- _Exercise task_:
Please list all lines of the material below in which the string "icon" occurs.

- _Data listing_:
--- start ---
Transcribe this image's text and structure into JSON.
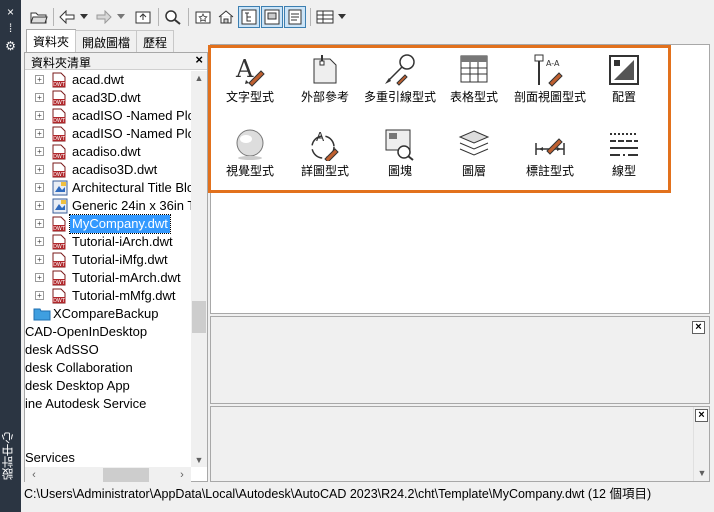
{
  "side_strip": {
    "title": "設計中心",
    "buttons": [
      "×",
      "⁞",
      "⚙"
    ]
  },
  "tabs": [
    {
      "label": "資料夾",
      "active": true
    },
    {
      "label": "開啟圖檔",
      "active": false
    },
    {
      "label": "歷程",
      "active": false
    }
  ],
  "tree": {
    "header": "資料夾清單",
    "close_label": "×",
    "rows": [
      {
        "label": "acad.dwt",
        "type": "dwt"
      },
      {
        "label": "acad3D.dwt",
        "type": "dwt"
      },
      {
        "label": "acadISO -Named Plo",
        "type": "dwt"
      },
      {
        "label": "acadISO -Named Plo",
        "type": "dwt"
      },
      {
        "label": "acadiso.dwt",
        "type": "dwt"
      },
      {
        "label": "acadiso3D.dwt",
        "type": "dwt"
      },
      {
        "label": "Architectural Title Blo",
        "type": "tb"
      },
      {
        "label": "Generic 24in x 36in Ti",
        "type": "tb"
      },
      {
        "label": "MyCompany.dwt",
        "type": "dwt",
        "selected": true
      },
      {
        "label": "Tutorial-iArch.dwt",
        "type": "dwt"
      },
      {
        "label": "Tutorial-iMfg.dwt",
        "type": "dwt"
      },
      {
        "label": "Tutorial-mArch.dwt",
        "type": "dwt"
      },
      {
        "label": "Tutorial-mMfg.dwt",
        "type": "dwt"
      },
      {
        "label": "XCompareBackup",
        "type": "folder"
      },
      {
        "label": "CAD-OpenInDesktop",
        "type": "plain"
      },
      {
        "label": "desk AdSSO",
        "type": "plain"
      },
      {
        "label": "desk Collaboration",
        "type": "plain"
      },
      {
        "label": "desk Desktop App",
        "type": "plain"
      },
      {
        "label": "ine Autodesk Service",
        "type": "plain"
      },
      {
        "label": "",
        "type": "plain"
      },
      {
        "label": "",
        "type": "plain"
      },
      {
        "label": "Services",
        "type": "plain"
      }
    ]
  },
  "content_items": [
    {
      "label": "文字型式",
      "icon": "text-style-icon"
    },
    {
      "label": "外部參考",
      "icon": "xref-icon"
    },
    {
      "label": "多重引線型式",
      "icon": "multileader-style-icon"
    },
    {
      "label": "表格型式",
      "icon": "table-style-icon"
    },
    {
      "label": "剖面視圖型式",
      "icon": "section-view-style-icon"
    },
    {
      "label": "配置",
      "icon": "layout-icon"
    },
    {
      "label": "視覺型式",
      "icon": "visual-style-icon"
    },
    {
      "label": "詳圖型式",
      "icon": "detail-view-style-icon"
    },
    {
      "label": "圖塊",
      "icon": "block-icon"
    },
    {
      "label": "圖層",
      "icon": "layer-icon"
    },
    {
      "label": "標註型式",
      "icon": "dimension-style-icon"
    },
    {
      "label": "線型",
      "icon": "linetype-icon"
    }
  ],
  "panel_close_label": "×",
  "status_bar": "C:\\Users\\Administrator\\AppData\\Local\\Autodesk\\AutoCAD 2023\\R24.2\\cht\\Template\\MyCompany.dwt (12 個項目)",
  "colors": {
    "highlight": "#e2711d",
    "selection": "#3399ff",
    "side_strip": "#2b3542"
  }
}
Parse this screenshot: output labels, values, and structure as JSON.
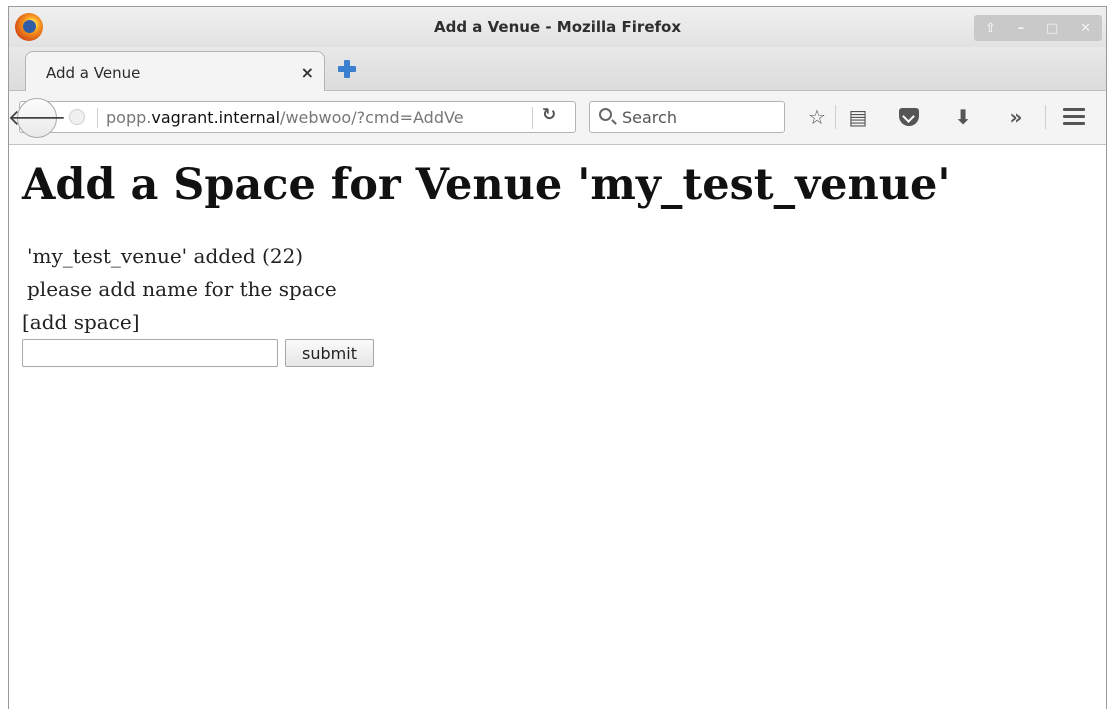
{
  "window": {
    "title": "Add a Venue - Mozilla Firefox"
  },
  "tab": {
    "label": "Add a Venue",
    "close": "×"
  },
  "navbar": {
    "url_prefix": "popp.",
    "url_domain": "vagrant.internal",
    "url_path": "/webwoo/?cmd=AddVe",
    "search_placeholder": "Search"
  },
  "page": {
    "heading": "Add a Space for Venue 'my_test_venue'",
    "messages": [
      "'my_test_venue' added (22)",
      "please add name for the space"
    ],
    "section_label": "[add space]",
    "space_input_value": "",
    "submit_label": "submit"
  }
}
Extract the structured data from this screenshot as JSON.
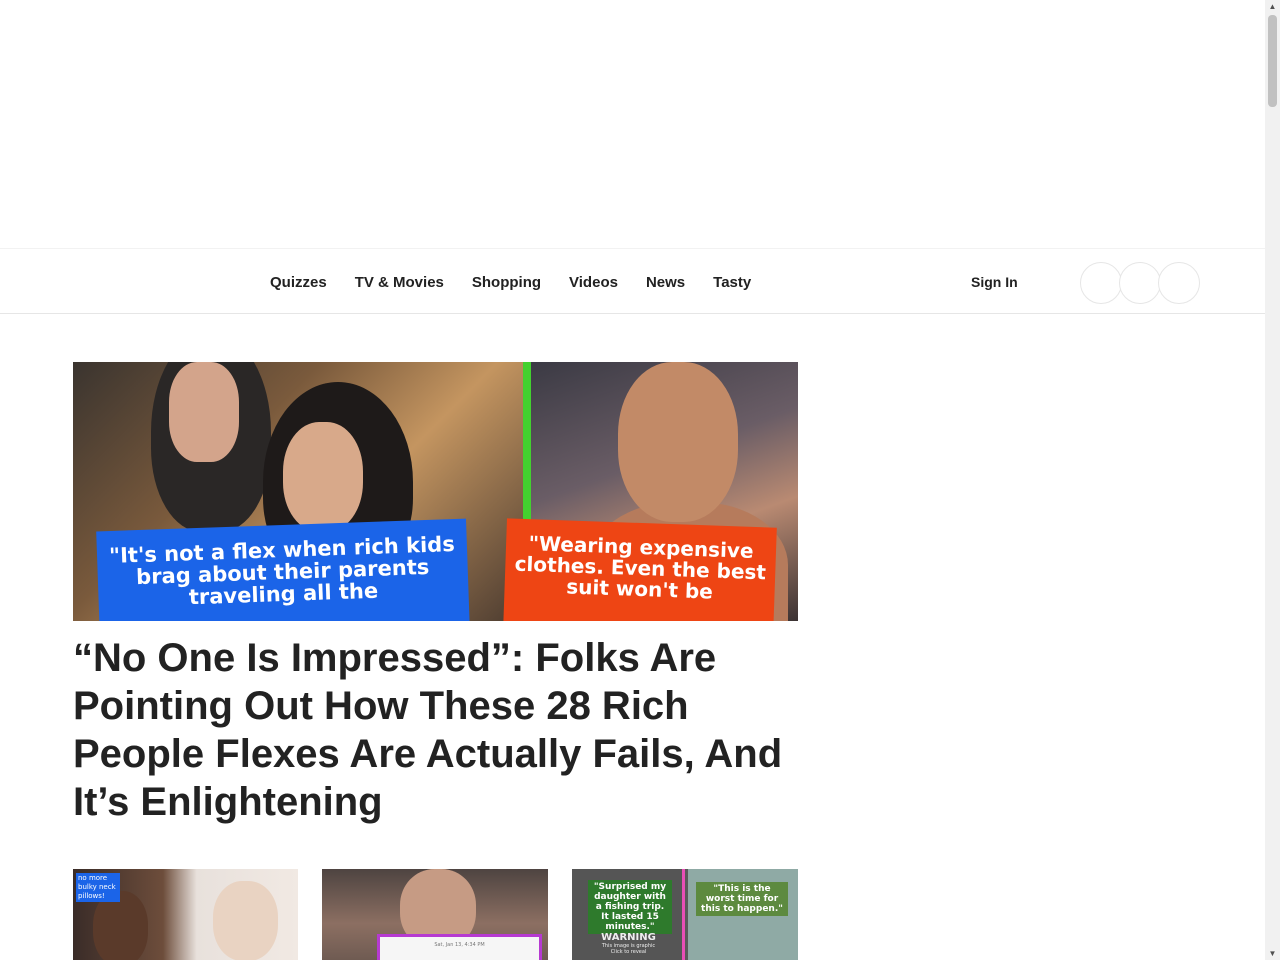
{
  "nav": {
    "links": [
      "Quizzes",
      "TV & Movies",
      "Shopping",
      "Videos",
      "News",
      "Tasty"
    ],
    "sign_in": "Sign In"
  },
  "hero": {
    "caption_left": "\"It's not a flex when rich kids brag about their parents traveling all the",
    "caption_right": "\"Wearing expensive clothes. Even the best suit won't be",
    "headline": "“No One Is Impressed”: Folks Are Pointing Out How These 28 Rich People Flexes Are Actually Fails, And It’s Enlightening"
  },
  "thumbnails": {
    "thumb1_tag": "no more bulky neck pillows!",
    "thumb2_text": "Sat, Jan 13, 4:34 PM",
    "thumb3_caption_left": "\"Surprised my daughter with a fishing trip. It lasted 15 minutes.\"",
    "thumb3_caption_right": "\"This is the worst time for this to happen.\"",
    "thumb3_warning_title": "WARNING",
    "thumb3_warning_text": "This image is graphic Click to reveal"
  },
  "colors": {
    "hero_divider": "#43d12f",
    "caption_blue": "#1b64e8",
    "caption_red": "#ee4514"
  }
}
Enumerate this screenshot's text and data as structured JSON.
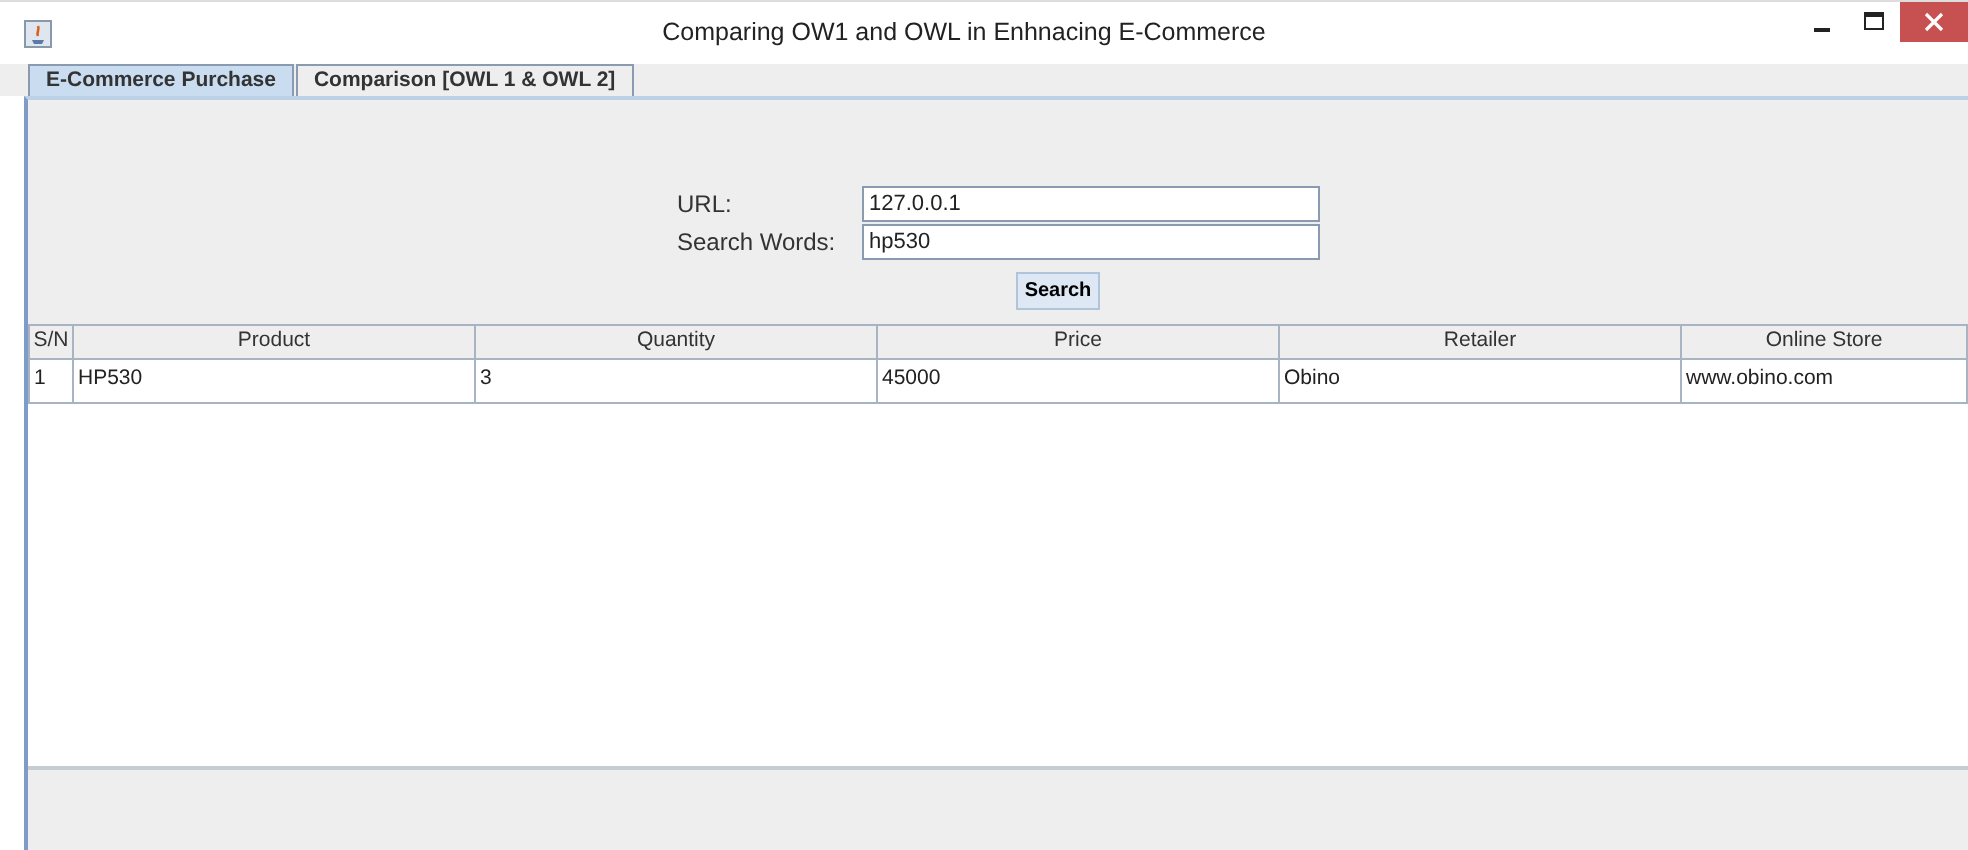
{
  "window": {
    "title": "Comparing OW1 and OWL in Enhnacing E-Commerce"
  },
  "tabs": [
    {
      "label": "E-Commerce Purchase",
      "selected": true
    },
    {
      "label": "Comparison [OWL 1 & OWL 2]",
      "selected": false
    }
  ],
  "form": {
    "fields": [
      {
        "label": "URL:",
        "value": "127.0.0.1"
      },
      {
        "label": "Search Words:",
        "value": "hp530"
      }
    ],
    "button": "Search"
  },
  "table": {
    "columns": [
      "S/N",
      "Product",
      "Quantity",
      "Price",
      "Retailer",
      "Online Store"
    ],
    "rows": [
      [
        "1",
        "HP530",
        "3",
        "45000",
        "Obino",
        "www.obino.com"
      ]
    ]
  }
}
--- end ---
- _Solved problem_:
      "icon": "text-style-icon"
      "icon": "xref-icon"
      "icon": "multileader-style-icon"
      "icon": "table-style-icon"
      "icon": "section-view-style-icon"
      "icon": "layout-icon"
      "icon": "visual-style-icon"
      "icon": "detail-view-style-icon"
      "icon": "block-icon"
      "icon": "layer-icon"
      "icon": "dimension-style-icon"
      "icon": "linetype-icon"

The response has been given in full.